▸ Items listed in a dataset
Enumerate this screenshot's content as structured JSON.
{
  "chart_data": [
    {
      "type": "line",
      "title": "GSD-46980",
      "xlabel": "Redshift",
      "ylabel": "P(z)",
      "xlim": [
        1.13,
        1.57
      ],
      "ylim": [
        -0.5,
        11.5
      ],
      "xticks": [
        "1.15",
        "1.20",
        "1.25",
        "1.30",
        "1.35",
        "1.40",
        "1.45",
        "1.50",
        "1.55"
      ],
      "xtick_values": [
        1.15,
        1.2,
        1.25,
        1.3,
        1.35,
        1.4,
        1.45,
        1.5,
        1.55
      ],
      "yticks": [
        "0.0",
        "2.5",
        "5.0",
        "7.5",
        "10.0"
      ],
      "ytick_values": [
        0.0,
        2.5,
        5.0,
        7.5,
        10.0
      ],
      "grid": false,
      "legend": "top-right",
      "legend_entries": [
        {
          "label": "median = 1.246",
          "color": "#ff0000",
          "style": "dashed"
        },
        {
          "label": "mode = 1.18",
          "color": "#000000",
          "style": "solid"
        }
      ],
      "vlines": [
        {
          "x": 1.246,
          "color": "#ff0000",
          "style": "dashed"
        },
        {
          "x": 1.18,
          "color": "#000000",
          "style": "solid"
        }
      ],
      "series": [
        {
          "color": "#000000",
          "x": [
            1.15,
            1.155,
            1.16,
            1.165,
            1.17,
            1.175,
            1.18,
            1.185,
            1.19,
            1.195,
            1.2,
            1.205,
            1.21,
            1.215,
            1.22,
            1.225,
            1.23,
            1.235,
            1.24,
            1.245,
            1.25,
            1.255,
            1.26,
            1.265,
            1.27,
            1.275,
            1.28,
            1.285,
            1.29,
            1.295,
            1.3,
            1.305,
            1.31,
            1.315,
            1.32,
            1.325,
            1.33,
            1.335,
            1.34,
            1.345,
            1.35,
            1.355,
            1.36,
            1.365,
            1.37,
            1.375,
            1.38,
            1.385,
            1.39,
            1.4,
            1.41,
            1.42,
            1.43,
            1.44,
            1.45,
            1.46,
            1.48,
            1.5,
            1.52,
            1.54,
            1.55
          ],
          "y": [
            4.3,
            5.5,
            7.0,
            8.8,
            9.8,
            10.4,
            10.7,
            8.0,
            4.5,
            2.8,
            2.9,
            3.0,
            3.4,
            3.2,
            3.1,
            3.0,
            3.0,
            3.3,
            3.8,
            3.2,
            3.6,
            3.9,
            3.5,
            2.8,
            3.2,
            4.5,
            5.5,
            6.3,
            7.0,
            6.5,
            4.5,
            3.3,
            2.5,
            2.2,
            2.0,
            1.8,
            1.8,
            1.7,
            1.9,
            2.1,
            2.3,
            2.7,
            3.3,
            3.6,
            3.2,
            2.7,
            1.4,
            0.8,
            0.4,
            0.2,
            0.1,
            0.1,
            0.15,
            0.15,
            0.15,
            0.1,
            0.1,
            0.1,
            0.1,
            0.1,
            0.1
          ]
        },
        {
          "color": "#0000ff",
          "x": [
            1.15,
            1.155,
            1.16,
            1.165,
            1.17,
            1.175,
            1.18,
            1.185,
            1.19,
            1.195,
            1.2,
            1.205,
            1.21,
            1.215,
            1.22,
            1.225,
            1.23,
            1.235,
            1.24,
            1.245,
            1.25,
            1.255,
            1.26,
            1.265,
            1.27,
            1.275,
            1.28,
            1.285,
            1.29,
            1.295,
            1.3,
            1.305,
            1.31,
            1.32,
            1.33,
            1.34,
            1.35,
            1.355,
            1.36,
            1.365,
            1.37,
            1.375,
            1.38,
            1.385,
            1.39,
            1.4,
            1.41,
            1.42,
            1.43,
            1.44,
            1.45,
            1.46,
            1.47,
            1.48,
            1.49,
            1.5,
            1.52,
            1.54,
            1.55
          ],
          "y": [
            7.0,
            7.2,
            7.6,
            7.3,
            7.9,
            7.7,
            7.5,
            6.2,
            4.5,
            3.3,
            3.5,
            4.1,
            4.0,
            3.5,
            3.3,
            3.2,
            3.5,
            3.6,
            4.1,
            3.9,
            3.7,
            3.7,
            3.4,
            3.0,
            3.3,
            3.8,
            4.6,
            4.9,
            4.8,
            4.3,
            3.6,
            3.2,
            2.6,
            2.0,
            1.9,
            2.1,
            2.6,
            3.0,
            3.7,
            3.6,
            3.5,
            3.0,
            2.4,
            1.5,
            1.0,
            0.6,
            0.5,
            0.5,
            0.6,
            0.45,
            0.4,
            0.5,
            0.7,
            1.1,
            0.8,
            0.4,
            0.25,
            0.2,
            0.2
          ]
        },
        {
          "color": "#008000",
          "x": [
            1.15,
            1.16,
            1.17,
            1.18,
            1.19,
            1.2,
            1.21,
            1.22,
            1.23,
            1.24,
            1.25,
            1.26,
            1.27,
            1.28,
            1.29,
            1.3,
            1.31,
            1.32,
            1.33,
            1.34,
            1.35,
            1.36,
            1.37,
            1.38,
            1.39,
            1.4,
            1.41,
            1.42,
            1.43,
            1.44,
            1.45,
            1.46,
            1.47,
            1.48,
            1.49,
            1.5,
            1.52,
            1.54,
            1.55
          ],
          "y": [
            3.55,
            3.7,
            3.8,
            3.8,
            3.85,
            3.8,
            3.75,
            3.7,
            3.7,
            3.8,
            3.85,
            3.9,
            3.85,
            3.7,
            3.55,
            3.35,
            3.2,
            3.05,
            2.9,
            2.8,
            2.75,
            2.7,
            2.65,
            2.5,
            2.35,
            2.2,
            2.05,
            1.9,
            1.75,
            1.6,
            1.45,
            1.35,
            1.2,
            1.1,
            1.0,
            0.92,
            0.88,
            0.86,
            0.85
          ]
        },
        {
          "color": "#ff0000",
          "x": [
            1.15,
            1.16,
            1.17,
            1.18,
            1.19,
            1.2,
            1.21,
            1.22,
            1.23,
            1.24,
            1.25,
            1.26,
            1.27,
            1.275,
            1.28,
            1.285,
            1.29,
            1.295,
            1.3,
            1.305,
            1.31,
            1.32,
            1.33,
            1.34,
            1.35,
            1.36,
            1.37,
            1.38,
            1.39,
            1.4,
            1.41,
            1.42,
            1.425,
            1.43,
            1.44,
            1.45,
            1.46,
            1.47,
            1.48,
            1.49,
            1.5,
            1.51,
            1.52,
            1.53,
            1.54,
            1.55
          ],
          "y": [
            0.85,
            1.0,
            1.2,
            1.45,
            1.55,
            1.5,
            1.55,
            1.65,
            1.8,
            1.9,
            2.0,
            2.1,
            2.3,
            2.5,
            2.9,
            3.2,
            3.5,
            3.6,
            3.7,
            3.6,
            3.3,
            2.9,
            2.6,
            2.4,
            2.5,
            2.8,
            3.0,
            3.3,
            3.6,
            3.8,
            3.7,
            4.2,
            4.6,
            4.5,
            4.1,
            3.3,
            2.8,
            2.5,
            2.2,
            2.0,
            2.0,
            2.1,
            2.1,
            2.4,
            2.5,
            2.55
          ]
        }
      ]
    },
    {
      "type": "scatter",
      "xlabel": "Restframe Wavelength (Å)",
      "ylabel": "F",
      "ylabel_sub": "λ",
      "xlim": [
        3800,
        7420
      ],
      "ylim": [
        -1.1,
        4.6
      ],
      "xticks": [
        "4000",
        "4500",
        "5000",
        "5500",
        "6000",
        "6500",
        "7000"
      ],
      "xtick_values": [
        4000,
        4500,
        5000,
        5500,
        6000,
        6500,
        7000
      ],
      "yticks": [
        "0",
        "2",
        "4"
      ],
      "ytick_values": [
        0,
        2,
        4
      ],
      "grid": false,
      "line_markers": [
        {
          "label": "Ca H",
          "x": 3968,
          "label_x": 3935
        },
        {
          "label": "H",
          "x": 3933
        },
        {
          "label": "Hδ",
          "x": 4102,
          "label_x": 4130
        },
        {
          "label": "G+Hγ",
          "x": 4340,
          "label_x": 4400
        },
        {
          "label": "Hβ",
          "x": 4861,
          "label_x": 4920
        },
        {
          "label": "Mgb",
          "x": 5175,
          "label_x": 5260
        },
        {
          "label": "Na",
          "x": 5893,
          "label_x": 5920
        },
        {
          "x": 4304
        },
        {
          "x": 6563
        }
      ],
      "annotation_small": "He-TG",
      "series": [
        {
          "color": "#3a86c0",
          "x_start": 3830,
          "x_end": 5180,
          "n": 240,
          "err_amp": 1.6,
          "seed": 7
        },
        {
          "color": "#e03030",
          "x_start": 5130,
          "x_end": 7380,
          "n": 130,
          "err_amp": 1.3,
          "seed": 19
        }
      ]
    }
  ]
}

▸ Challenge
Look through the entries above; copy each line where the string "xlabel" appears.

▸ Final answer
      "xlabel": "Redshift",
      "xlabel": "Restframe Wavelength (Å)",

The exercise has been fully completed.